● **Aim of the exercise**
Copy the rows from the start of the records through the line containing "poem: [596, 166, 1097, 357]", substituting "funeral-line" for each "burial-line" and changing nothing else.

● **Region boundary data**
[BEGIN]
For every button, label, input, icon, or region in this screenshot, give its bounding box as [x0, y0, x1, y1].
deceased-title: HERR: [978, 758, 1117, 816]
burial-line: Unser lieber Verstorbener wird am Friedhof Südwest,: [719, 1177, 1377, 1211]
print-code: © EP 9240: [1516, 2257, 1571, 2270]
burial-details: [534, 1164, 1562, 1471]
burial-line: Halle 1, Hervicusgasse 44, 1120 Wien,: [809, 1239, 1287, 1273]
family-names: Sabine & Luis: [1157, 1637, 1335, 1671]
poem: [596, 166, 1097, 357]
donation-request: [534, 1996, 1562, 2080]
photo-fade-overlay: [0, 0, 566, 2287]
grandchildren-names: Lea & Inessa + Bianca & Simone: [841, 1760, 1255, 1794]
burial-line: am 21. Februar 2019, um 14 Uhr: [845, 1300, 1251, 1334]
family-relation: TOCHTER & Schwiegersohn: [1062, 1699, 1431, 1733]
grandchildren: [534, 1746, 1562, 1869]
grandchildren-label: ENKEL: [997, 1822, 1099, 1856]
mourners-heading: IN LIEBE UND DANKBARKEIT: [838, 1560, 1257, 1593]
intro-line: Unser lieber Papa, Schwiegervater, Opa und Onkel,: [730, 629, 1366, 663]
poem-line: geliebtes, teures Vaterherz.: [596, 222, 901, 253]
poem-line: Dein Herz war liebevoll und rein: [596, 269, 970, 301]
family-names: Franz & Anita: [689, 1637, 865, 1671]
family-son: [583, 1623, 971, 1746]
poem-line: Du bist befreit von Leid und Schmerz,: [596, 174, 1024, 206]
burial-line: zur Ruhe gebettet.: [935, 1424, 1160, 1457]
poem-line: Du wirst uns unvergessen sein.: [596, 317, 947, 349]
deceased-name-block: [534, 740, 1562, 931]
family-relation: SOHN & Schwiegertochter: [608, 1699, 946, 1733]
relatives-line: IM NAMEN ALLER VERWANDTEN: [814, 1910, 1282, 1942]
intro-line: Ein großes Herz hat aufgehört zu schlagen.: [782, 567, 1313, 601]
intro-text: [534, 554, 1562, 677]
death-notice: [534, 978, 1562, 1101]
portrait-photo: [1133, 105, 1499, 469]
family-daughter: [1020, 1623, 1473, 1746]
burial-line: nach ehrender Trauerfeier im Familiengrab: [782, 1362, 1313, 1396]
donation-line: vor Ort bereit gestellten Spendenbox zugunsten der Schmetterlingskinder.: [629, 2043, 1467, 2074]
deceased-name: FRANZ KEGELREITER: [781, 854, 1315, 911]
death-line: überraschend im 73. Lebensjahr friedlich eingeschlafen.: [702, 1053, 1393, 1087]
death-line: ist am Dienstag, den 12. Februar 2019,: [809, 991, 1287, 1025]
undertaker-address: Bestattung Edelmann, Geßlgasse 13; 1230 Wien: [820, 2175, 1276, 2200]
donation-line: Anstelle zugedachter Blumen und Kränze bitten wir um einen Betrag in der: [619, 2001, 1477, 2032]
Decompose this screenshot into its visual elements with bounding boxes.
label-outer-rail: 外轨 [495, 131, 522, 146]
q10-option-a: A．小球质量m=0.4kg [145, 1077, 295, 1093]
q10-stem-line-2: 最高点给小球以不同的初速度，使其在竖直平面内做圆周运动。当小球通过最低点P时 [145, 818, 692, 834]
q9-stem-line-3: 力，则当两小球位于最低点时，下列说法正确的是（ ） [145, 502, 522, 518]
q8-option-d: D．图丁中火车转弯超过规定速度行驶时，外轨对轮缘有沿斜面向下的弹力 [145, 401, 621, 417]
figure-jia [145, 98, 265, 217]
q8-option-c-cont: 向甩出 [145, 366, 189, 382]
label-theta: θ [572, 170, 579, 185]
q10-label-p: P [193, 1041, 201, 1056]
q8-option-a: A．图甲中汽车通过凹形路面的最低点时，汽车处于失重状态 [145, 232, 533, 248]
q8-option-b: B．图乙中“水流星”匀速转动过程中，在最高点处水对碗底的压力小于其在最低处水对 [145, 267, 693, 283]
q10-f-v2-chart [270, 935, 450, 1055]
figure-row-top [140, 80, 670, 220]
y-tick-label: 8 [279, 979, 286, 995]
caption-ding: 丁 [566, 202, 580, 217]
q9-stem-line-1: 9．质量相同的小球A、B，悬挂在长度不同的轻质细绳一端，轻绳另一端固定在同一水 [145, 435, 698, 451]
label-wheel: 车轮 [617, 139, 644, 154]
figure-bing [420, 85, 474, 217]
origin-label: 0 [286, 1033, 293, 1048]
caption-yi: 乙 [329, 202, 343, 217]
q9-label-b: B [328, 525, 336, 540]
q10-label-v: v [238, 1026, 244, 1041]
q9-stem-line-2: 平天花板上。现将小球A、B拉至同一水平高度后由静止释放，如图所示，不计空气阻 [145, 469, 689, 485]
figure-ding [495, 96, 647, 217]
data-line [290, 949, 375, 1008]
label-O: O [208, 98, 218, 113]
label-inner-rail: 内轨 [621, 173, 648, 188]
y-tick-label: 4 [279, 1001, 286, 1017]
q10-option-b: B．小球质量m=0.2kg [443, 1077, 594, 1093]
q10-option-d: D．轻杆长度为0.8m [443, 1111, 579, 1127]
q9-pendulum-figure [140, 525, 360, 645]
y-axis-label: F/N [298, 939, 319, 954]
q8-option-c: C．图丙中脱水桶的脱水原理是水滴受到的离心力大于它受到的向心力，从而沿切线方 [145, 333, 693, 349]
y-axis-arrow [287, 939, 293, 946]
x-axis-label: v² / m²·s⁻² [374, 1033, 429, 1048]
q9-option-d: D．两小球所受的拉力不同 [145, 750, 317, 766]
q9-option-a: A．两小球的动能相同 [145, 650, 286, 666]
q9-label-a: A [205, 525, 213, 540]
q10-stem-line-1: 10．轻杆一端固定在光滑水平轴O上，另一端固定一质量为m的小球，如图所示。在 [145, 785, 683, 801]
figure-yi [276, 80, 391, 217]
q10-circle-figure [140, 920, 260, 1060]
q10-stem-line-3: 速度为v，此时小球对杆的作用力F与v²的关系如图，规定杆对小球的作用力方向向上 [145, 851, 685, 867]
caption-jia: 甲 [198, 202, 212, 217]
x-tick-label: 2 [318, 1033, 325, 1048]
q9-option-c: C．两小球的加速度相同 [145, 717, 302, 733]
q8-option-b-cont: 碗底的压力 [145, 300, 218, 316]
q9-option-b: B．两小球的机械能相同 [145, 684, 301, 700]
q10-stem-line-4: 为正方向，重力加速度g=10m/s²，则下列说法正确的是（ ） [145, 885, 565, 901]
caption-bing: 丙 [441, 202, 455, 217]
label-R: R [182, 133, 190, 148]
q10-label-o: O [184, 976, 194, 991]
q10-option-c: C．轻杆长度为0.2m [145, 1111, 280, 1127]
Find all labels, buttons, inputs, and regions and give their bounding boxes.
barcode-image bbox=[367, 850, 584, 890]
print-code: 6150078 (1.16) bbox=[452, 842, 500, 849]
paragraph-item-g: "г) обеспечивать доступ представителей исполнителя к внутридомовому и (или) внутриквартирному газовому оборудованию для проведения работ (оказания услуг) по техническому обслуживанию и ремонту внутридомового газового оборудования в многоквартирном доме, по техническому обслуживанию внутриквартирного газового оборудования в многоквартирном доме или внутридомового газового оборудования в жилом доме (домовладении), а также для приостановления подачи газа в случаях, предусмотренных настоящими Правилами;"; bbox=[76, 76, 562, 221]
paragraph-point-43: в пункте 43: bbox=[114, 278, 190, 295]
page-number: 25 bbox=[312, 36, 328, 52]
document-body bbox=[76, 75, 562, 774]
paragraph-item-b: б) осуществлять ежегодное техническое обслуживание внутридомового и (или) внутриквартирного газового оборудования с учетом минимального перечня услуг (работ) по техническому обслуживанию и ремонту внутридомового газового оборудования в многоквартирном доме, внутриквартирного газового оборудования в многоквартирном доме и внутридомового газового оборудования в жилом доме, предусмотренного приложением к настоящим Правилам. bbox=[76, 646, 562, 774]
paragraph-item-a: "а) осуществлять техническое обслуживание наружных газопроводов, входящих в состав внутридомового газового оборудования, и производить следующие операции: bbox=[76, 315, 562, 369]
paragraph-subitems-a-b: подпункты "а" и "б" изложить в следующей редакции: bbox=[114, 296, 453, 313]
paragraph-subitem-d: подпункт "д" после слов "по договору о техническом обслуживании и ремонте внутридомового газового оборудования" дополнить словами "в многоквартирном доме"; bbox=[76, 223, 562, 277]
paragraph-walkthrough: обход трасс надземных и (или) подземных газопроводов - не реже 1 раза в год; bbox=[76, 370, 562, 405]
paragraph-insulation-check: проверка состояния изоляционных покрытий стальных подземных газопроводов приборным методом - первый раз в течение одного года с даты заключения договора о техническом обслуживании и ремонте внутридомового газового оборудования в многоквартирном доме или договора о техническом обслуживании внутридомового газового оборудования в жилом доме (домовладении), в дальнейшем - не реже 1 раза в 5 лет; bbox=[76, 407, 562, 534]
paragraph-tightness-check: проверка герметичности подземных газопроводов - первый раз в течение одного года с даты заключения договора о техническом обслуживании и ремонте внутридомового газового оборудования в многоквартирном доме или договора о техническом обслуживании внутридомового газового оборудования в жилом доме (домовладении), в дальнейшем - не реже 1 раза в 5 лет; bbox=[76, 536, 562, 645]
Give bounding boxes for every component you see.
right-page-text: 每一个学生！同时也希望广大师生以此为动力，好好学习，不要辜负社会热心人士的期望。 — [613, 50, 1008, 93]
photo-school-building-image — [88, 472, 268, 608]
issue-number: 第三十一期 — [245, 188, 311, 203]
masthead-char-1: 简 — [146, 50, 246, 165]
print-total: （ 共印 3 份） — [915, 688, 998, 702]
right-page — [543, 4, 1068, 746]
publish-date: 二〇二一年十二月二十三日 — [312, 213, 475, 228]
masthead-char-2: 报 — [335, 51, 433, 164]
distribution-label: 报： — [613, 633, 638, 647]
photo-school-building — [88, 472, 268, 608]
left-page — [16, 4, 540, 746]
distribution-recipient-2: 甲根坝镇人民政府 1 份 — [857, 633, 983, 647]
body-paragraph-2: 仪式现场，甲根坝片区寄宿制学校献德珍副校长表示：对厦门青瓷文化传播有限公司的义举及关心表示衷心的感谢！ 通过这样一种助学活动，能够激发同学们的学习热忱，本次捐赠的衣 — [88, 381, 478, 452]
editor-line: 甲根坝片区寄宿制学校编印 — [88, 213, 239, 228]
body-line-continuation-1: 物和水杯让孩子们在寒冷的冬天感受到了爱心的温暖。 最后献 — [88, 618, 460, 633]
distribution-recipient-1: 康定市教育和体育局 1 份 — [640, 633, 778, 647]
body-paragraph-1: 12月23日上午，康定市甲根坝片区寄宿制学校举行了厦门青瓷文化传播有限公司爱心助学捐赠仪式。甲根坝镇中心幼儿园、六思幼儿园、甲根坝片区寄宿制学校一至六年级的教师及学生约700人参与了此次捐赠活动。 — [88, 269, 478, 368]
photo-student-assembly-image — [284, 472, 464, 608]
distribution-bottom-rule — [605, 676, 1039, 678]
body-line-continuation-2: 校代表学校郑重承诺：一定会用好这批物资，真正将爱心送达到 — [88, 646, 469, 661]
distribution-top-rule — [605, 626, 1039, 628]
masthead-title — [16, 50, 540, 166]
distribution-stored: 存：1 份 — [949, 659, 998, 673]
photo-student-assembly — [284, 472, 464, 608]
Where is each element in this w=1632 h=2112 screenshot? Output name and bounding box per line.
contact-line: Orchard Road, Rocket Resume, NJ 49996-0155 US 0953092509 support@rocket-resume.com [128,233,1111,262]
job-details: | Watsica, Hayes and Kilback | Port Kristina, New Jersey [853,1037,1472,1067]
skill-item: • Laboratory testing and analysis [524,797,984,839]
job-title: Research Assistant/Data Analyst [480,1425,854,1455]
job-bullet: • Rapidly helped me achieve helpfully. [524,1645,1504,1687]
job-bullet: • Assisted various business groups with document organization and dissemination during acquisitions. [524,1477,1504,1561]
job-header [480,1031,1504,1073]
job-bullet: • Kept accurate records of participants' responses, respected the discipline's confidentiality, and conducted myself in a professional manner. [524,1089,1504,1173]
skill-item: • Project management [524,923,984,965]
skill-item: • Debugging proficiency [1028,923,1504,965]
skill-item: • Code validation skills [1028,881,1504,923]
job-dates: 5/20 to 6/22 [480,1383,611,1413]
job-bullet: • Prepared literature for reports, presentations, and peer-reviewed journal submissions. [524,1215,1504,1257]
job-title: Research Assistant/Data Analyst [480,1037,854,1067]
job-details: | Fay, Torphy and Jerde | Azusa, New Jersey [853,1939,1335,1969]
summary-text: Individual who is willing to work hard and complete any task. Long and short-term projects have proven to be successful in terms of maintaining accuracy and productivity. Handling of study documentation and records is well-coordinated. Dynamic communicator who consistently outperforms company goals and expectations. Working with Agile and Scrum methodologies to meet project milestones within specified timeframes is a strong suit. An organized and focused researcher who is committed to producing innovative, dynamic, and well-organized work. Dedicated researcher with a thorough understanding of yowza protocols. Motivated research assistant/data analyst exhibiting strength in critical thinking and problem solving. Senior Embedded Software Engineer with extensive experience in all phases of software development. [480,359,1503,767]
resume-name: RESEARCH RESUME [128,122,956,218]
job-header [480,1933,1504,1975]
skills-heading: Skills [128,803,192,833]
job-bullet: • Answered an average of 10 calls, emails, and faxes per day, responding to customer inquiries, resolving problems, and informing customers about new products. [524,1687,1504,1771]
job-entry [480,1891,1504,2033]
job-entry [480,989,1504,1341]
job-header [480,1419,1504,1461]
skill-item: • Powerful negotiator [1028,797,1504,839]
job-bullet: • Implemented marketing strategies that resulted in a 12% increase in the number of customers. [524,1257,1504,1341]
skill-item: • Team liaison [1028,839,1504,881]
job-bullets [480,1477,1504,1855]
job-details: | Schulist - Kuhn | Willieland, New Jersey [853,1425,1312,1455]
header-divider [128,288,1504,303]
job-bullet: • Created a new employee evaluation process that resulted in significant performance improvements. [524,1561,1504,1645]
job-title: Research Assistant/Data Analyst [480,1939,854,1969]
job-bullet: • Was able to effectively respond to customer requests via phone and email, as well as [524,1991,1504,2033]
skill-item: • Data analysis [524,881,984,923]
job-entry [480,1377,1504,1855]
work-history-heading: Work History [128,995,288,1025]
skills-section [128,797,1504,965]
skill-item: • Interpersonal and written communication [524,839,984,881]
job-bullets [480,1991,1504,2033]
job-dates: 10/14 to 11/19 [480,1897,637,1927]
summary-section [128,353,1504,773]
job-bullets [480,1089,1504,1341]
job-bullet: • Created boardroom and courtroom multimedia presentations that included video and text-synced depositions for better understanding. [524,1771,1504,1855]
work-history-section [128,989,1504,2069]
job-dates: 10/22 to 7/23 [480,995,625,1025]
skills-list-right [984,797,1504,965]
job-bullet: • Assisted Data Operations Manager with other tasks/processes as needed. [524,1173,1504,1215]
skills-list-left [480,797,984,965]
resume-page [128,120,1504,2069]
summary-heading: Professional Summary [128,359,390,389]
[END]
● **Output**
For every button, label, input, icon, or region in this screenshot, give its bounding box as [x0, y0, x1, y1].
deceased-title: HERR: [978, 758, 1117, 816]
funeral-line: Unser lieber Verstorbener wird am Friedhof Südwest,: [719, 1177, 1377, 1211]
print-code: © EP 9240: [1516, 2257, 1571, 2270]
burial-details: [534, 1164, 1562, 1471]
funeral-line: Halle 1, Hervicusgasse 44, 1120 Wien,: [809, 1239, 1287, 1273]
family-names: Sabine & Luis: [1157, 1637, 1335, 1671]
poem: [596, 166, 1097, 357]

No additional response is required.